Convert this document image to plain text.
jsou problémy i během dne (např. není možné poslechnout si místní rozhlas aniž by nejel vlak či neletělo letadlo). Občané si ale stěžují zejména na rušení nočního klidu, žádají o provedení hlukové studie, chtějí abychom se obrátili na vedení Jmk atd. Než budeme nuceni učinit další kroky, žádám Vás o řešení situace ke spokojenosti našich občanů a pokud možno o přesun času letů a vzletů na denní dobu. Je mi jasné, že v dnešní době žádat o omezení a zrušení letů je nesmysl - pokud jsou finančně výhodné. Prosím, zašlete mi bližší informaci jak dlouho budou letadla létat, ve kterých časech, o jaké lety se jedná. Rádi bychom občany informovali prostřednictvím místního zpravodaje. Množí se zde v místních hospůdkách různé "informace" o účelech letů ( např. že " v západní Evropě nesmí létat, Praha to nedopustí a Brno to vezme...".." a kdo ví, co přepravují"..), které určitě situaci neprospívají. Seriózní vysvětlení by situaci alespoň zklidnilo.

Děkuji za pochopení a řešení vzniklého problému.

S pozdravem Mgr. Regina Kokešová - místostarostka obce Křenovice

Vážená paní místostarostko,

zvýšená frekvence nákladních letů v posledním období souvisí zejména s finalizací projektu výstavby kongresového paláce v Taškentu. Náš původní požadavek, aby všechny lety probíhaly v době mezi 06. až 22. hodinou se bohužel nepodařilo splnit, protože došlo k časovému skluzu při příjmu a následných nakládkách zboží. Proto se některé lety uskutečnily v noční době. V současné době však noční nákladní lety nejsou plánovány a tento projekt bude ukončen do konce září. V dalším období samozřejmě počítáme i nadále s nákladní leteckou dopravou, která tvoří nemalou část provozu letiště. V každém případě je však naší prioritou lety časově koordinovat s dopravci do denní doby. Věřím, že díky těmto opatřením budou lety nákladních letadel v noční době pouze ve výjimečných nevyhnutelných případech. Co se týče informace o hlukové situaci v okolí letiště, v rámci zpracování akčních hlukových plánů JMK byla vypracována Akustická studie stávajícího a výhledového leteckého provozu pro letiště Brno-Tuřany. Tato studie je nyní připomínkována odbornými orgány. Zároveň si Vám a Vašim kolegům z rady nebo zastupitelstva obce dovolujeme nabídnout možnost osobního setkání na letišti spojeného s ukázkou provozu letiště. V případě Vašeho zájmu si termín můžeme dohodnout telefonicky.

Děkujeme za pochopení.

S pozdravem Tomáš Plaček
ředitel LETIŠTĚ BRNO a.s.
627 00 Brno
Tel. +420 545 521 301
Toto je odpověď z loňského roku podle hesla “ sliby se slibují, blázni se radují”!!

**TASK OBJECTIVE**
Tally the lines in these entries that have the string "pochopení" in them, then answer with the count and nothing else.

**RESULT OF THIS TASK**
2